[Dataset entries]
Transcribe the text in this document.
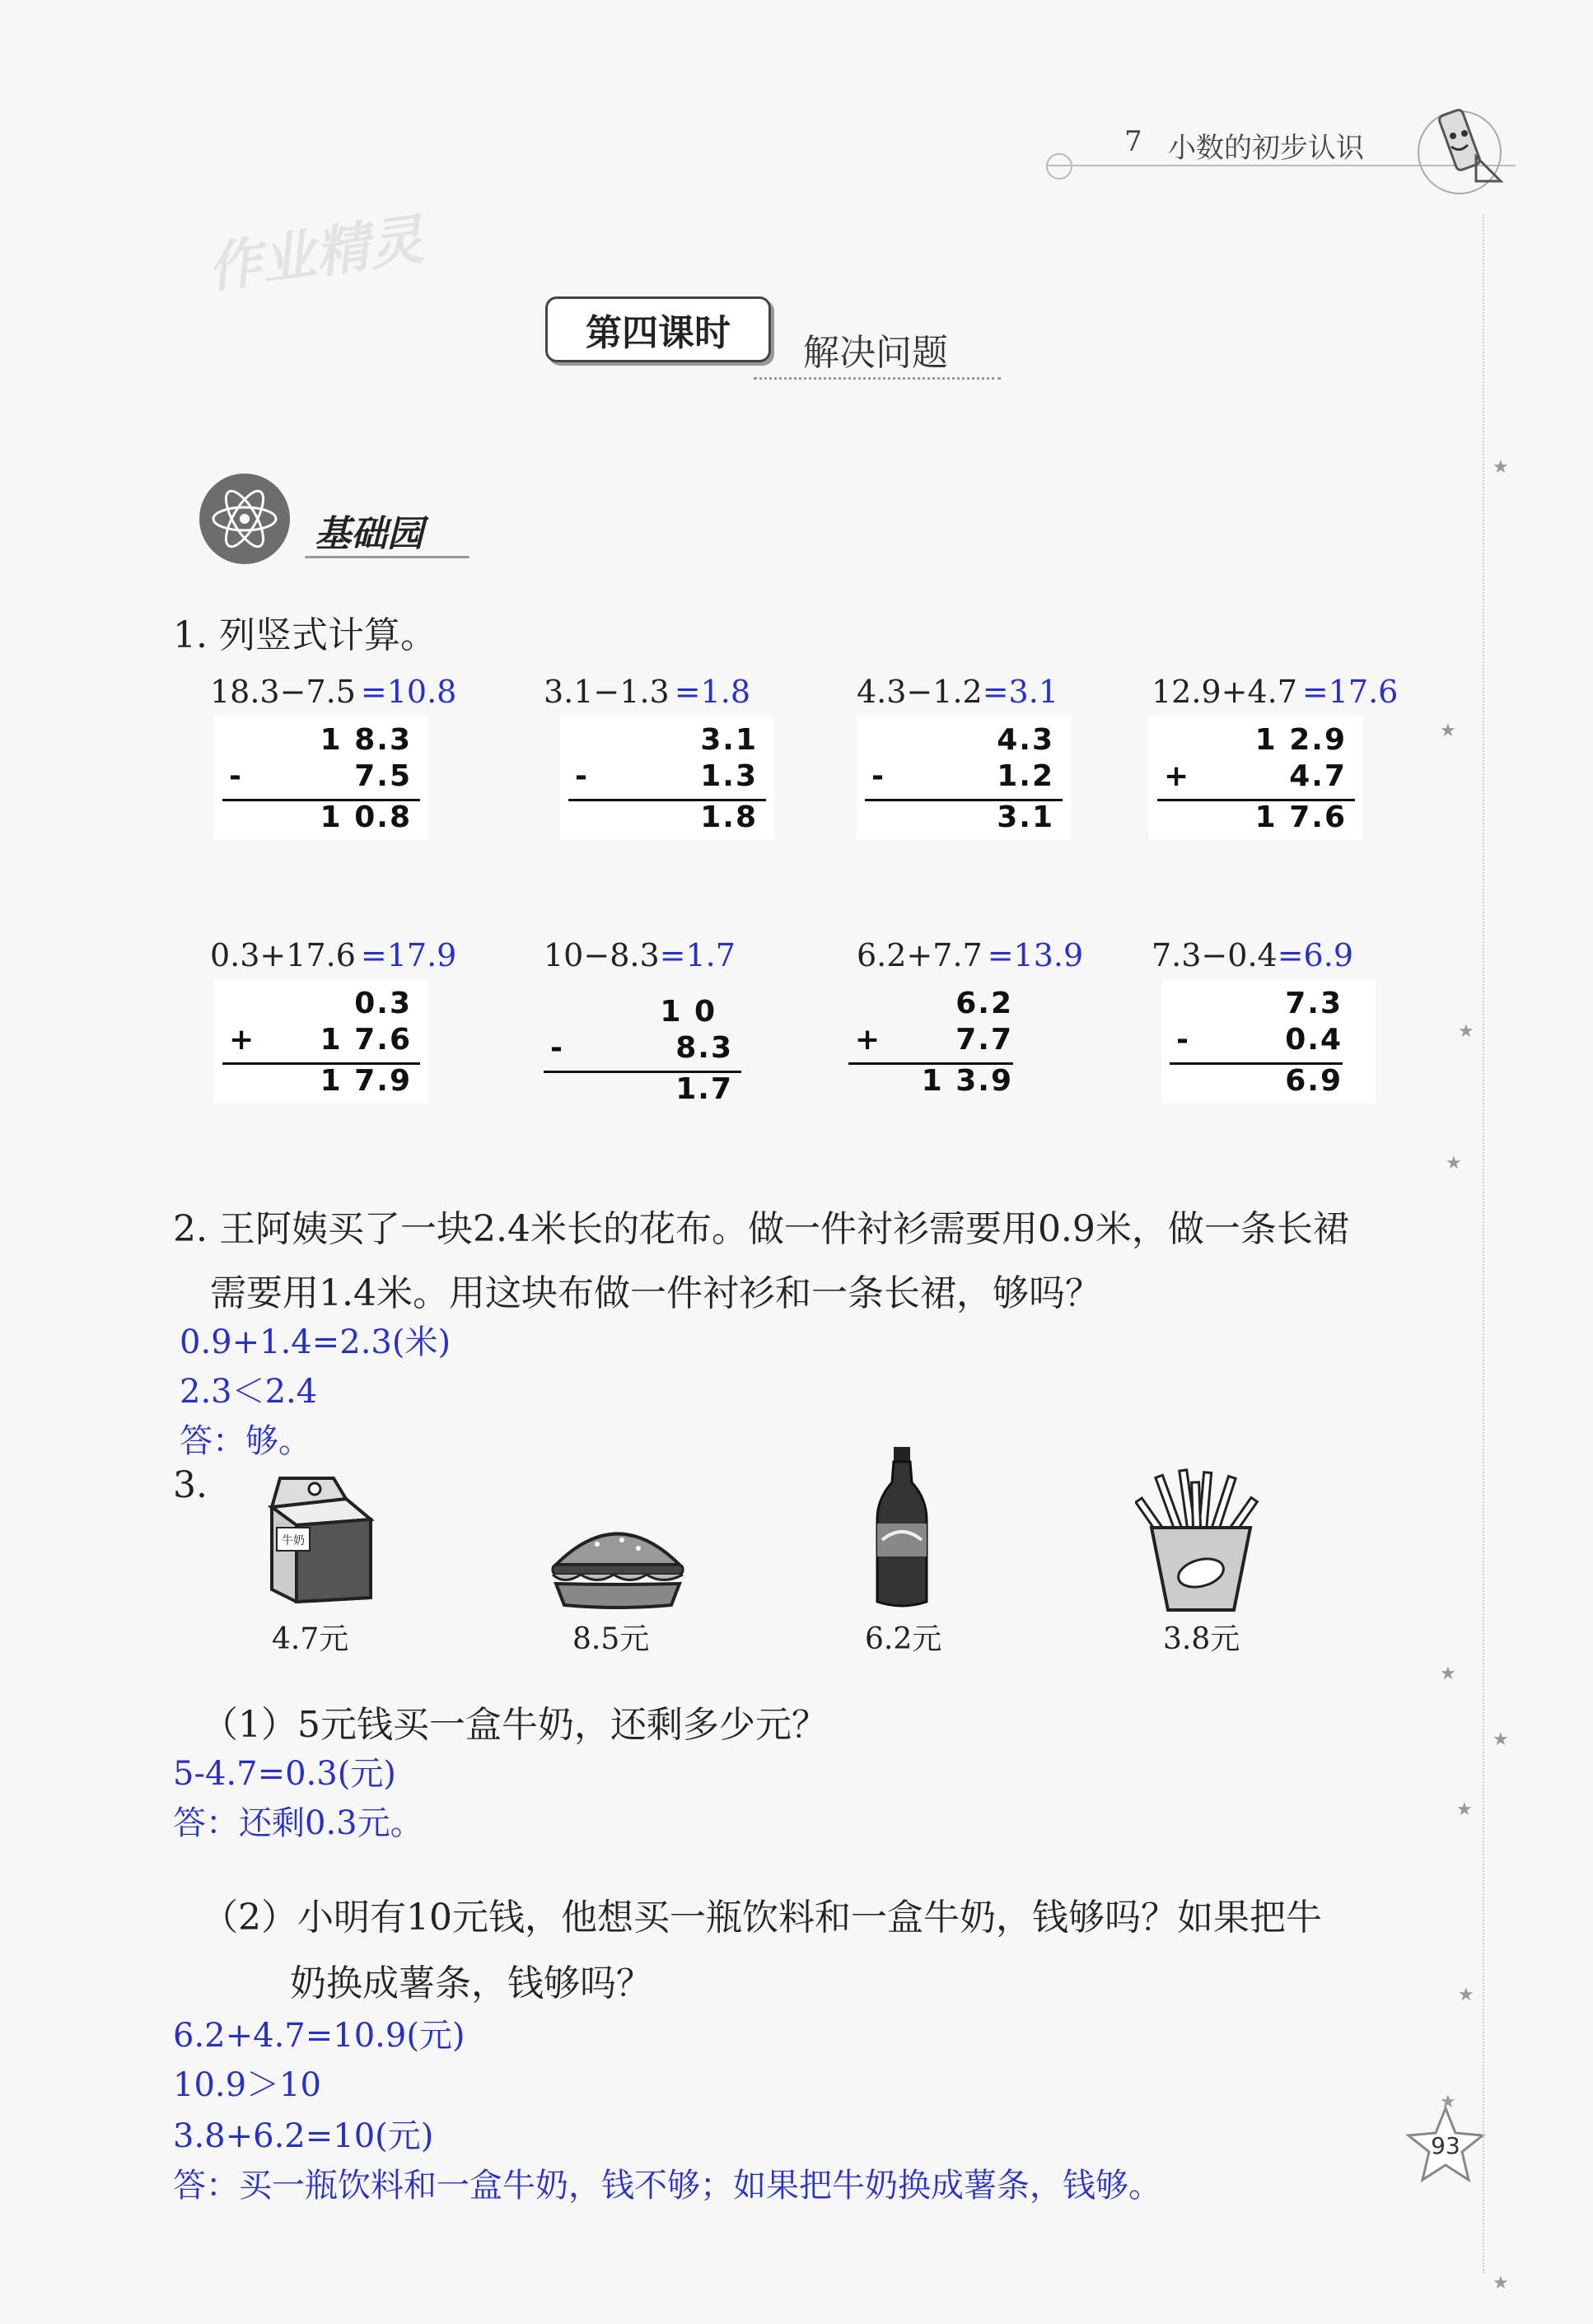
7 小数的初步认识
作业精灵
第四课时 解决问题
基础园
1. 列竖式计算。
18.3−7.5 =10.8	3.1−1.3 =1.8	4.3−1.2=3.1	12.9+4.7 =17.6
1 8.3
-	7.5
1 0.8
3.1
-	1.3
1.8
4.3
-	1.2
3.1
1 2.9
+	4.7
1 7.6
0.3+17.6 =17.9	10−8.3=1.7	6.2+7.7 =13.9 7.3−0.4=6.9
0.3
+ 1 7.6
1 7.9
1 0
-	8.3
1.7
6.2
+	7.7
1 3.9
7.3
-	0.4
6.9
2. 王阿姨买了一块2.4米长的花布。做一件衬衫需要用0.9米，做一条长裙
需要用1.4米。用这块布做一件衬衫和一条长裙，够吗？
0.9+1.4=2.3(米)
2.3＜2.4
答：够。
3.
牛奶
4.7元	8.5元	6.2元	3.8元
（1）5元钱买一盒牛奶，还剩多少元？
5-4.7=0.3(元)
答：还剩0.3元。
（2）小明有10元钱，他想买一瓶饮料和一盒牛奶，钱够吗？如果把牛
奶换成薯条，钱够吗？
6.2+4.7=10.9(元)
10.9＞10
3.8+6.2=10(元)
答：买一瓶饮料和一盒牛奶，钱不够；如果把牛奶换成薯条，钱够。
93
★
★
★
★
★
★
★
★
★
★
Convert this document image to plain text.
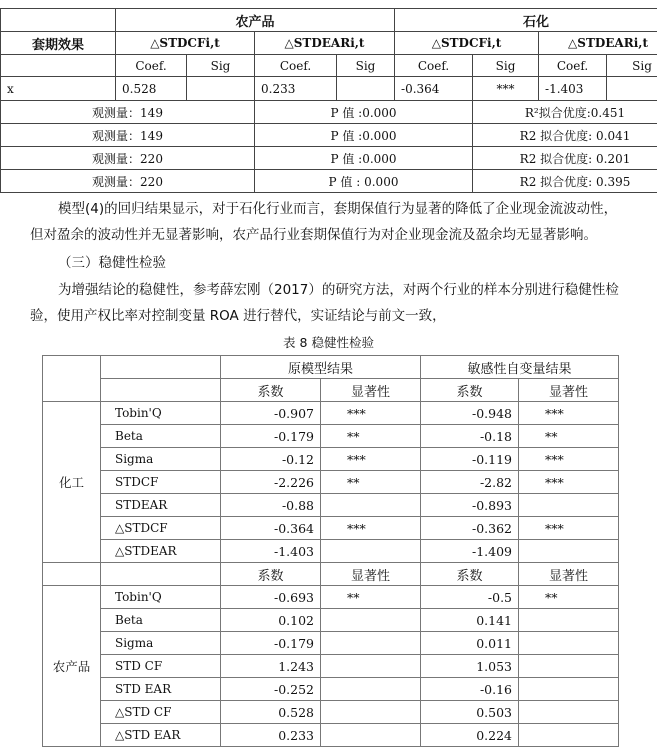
	农产品				石化			
套期效果	△STDCFi,t		△STDEARi,t		△STDCFi,t		△STDEARi,t	
	Coef.	Sig	Coef.	Sig	Coef.	Sig	Coef.	Sig
x	0.528		0.233		-0.364	***	-1.403	
观测量：149			P 值 :0.000			R²拟合优度:0.451		
观测量：149			P 值 :0.000			R2 拟合优度: 0.041		
观测量：220			P 值 :0.000			R2 拟合优度: 0.201		
观测量：220			P 值 : 0.000			R2 拟合优度: 0.395		
模型(4)的回归结果显示，对于石化行业而言，套期保值行为显著的降低了企业现金流波动性，
但对盈余的波动性并无显著影响，农产品行业套期保值行为对企业现金流及盈余均无显著影响。
（三）稳健性检验
为增强结论的稳健性，参考薛宏刚（2017）的研究方法，对两个行业的样本分别进行稳健性检
验，使用产权比率对控制变量 ROA 进行替代，实证结论与前文一致，
表 8 稳健性检验
		原模型结果		敏感性自变量结果	
		系数	显著性	系数	显著性
化工	Tobin'Q	-0.907	***	-0.948	***
	Beta	-0.179	**	-0.18	**
	Sigma	-0.12	***	-0.119	***
	STDCF	-2.226	**	-2.82	***
	STDEAR	-0.88		-0.893	
	△STDCF	-0.364	***	-0.362	***
	△STDEAR	-1.403		-1.409	
		系数	显著性	系数	显著性
农产品	Tobin'Q	-0.693	**	-0.5	**
	Beta	0.102		0.141	
	Sigma	-0.179		0.011	
	STD CF	1.243		1.053	
	STD EAR	-0.252		-0.16	
	△STD CF	0.528		0.503	
	△STD EAR	0.233		0.224	
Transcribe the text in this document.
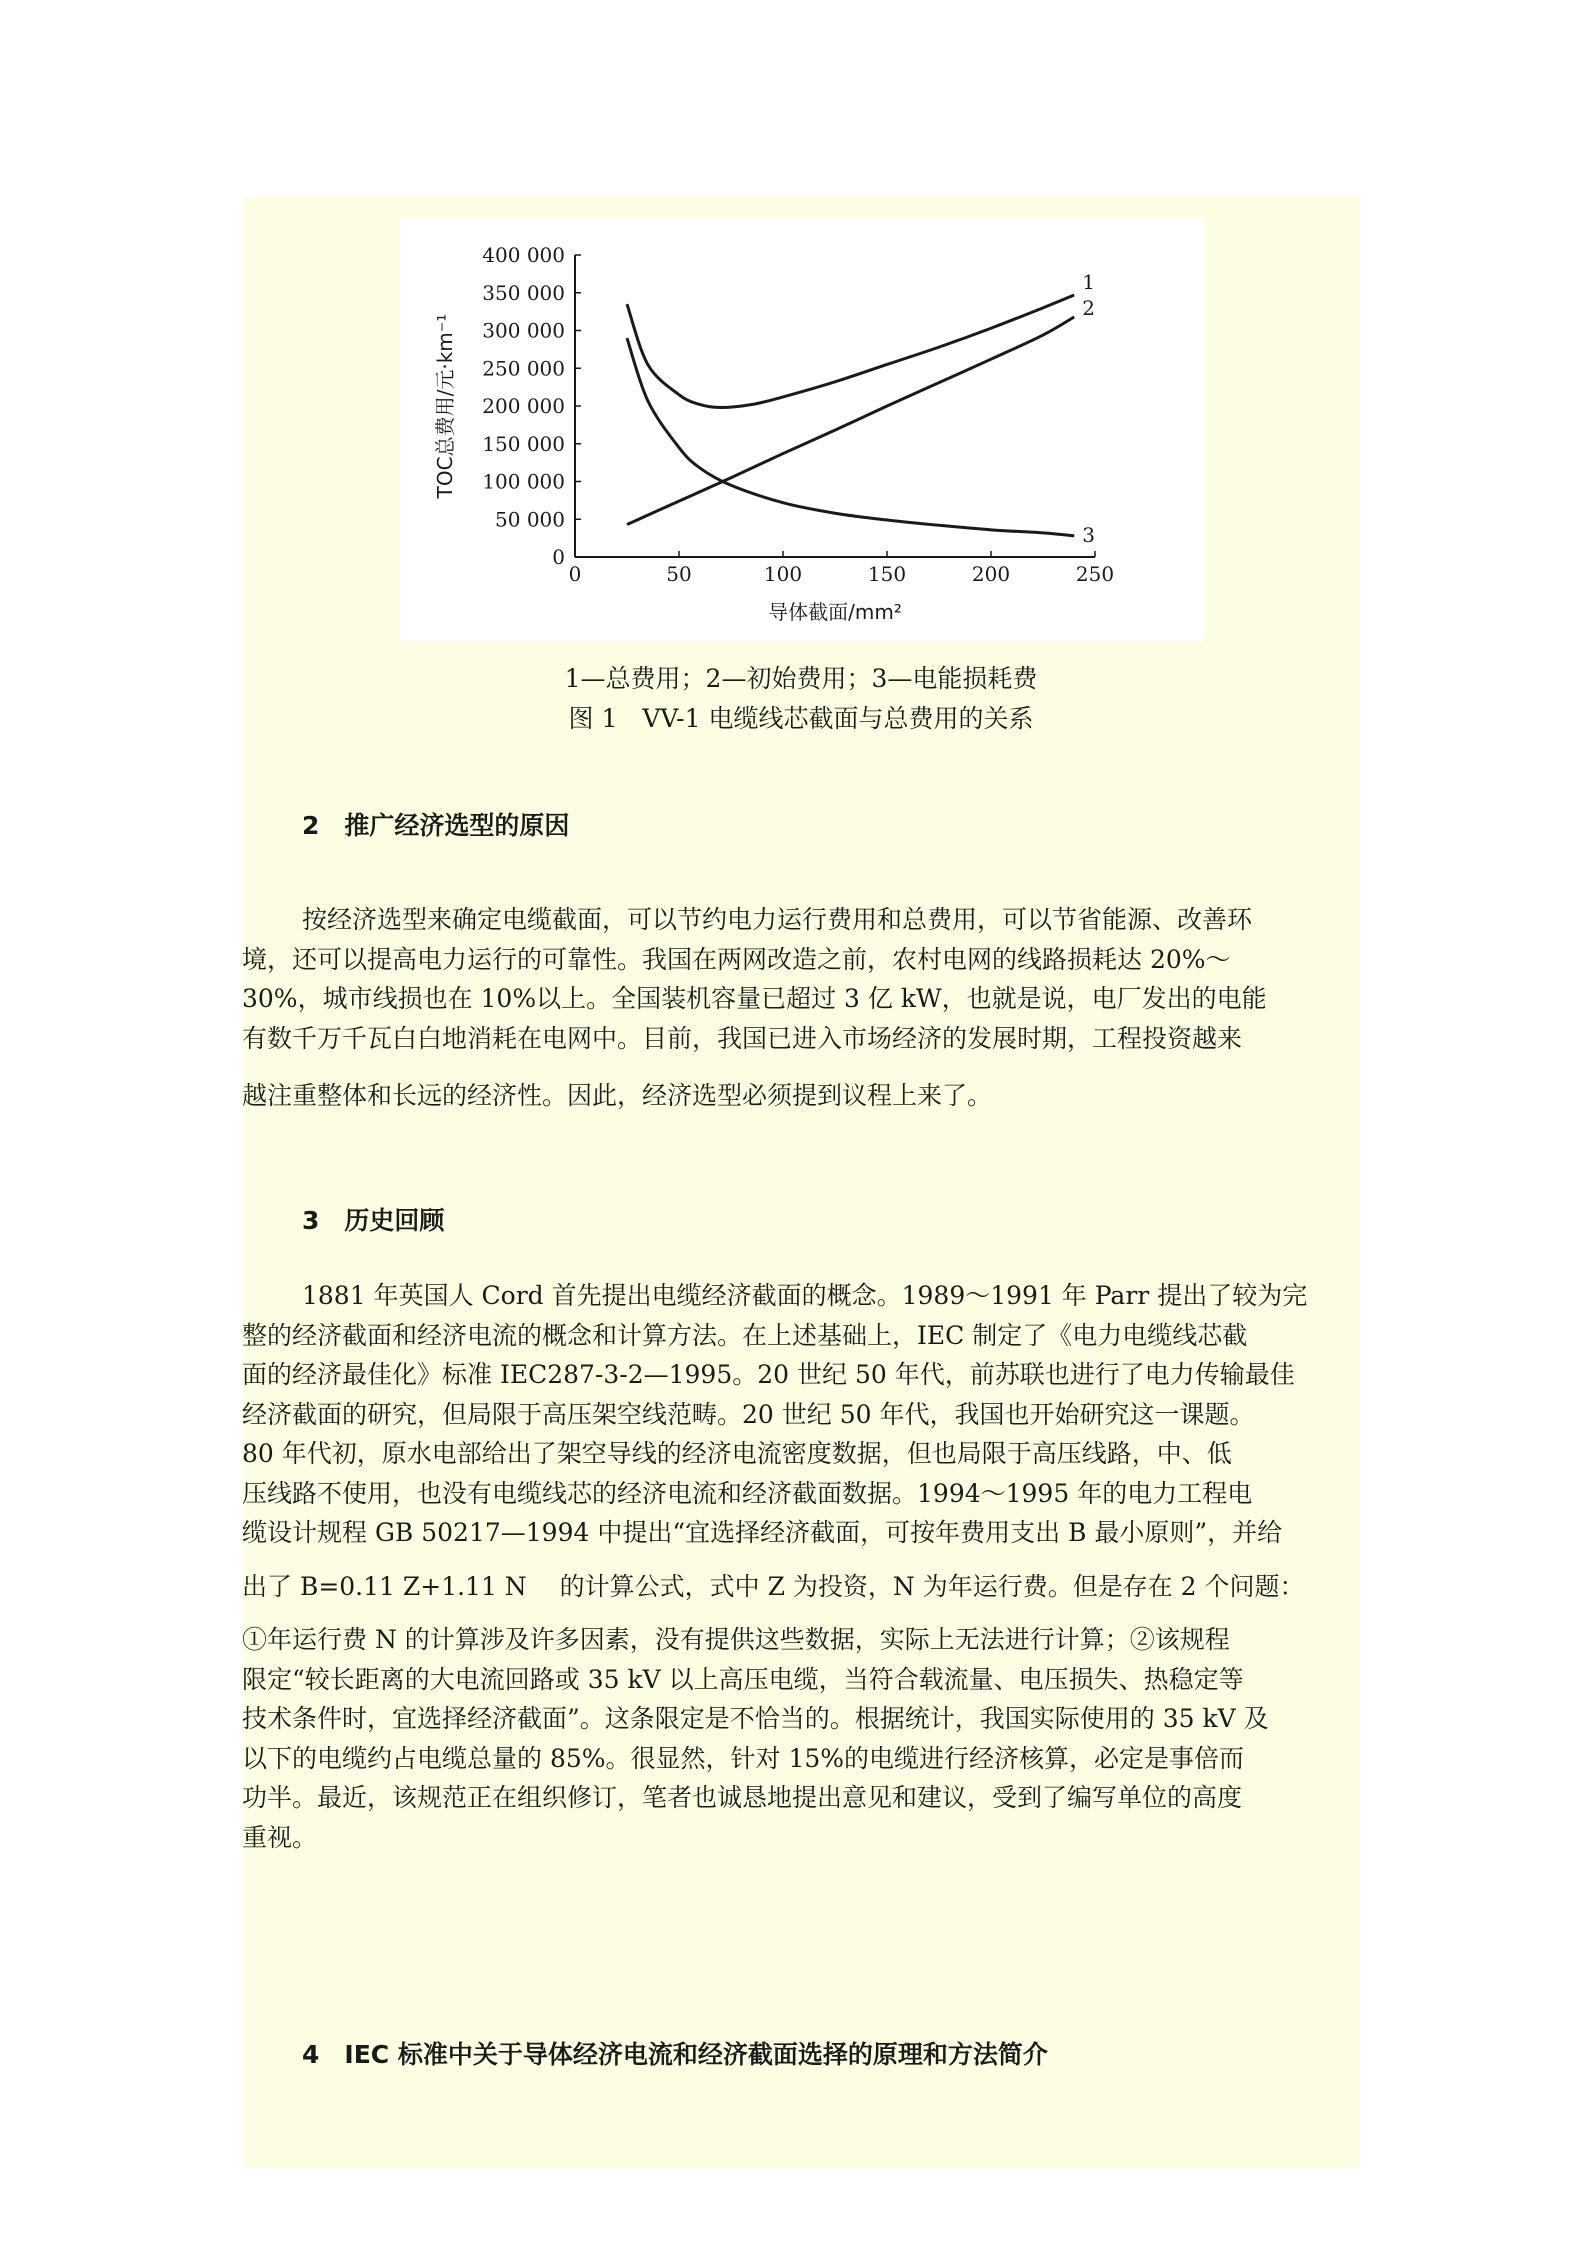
0	50	100	150	200	250
0
50 000
100 000
150 000
200 000
250 000
300 000
350 000
400 000
导体截面/mm²
TOC总费用/元·km⁻¹
1
2
3
1—总费用；2—初始费用；3—电能损耗费
图 1　VV-1 电缆线芯截面与总费用的关系
2　推广经济选型的原因
按经济选型来确定电缆截面，可以节约电力运行费用和总费用，可以节省能源、改善环
境，还可以提高电力运行的可靠性。我国在两网改造之前，农村电网的线路损耗达 20%～
30%，城市线损也在 10%以上。全国装机容量已超过 3 亿 kW，也就是说，电厂发出的电能
有数千万千瓦白白地消耗在电网中。目前，我国已进入市场经济的发展时期，工程投资越来
越注重整体和长远的经济性。因此，经济选型必须提到议程上来了。
3　历史回顾
1881 年英国人 Cord 首先提出电缆经济截面的概念。1989～1991 年 Parr 提出了较为完
整的经济截面和经济电流的概念和计算方法。在上述基础上，IEC 制定了《电力电缆线芯截
面的经济最佳化》标准 IEC287-3-2—1995。20 世纪 50 年代，前苏联也进行了电力传输最佳
经济截面的研究，但局限于高压架空线范畴。20 世纪 50 年代，我国也开始研究这一课题。
80 年代初，原水电部给出了架空导线的经济电流密度数据，但也局限于高压线路，中、低
压线路不使用，也没有电缆线芯的经济电流和经济截面数据。1994～1995 年的电力工程电
缆设计规程 GB 50217—1994 中提出“宜选择经济截面，可按年费用支出 B 最小原则”，并给
出了 B=0.11 Z+1.11 N　 的计算公式，式中 Z 为投资，N 为年运行费。但是存在 2 个问题：
①年运行费 N 的计算涉及许多因素，没有提供这些数据，实际上无法进行计算；②该规程
限定“较长距离的大电流回路或 35 kV 以上高压电缆，当符合载流量、电压损失、热稳定等
技术条件时，宜选择经济截面”。这条限定是不恰当的。根据统计，我国实际使用的 35 kV 及
以下的电缆约占电缆总量的 85%。很显然，针对 15%的电缆进行经济核算，必定是事倍而
功半。最近，该规范正在组织修订，笔者也诚恳地提出意见和建议，受到了编写单位的高度
重视。
4　IEC 标准中关于导体经济电流和经济截面选择的原理和方法简介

REQUEST = Check each line of the records for the word "Tobin" and extract those that contain it.

RESPONSE TO THE TASK =
化工	Tobin'Q	-0.907	***	-0.948	***
农产品	Tobin'Q	-0.693	**	-0.5	**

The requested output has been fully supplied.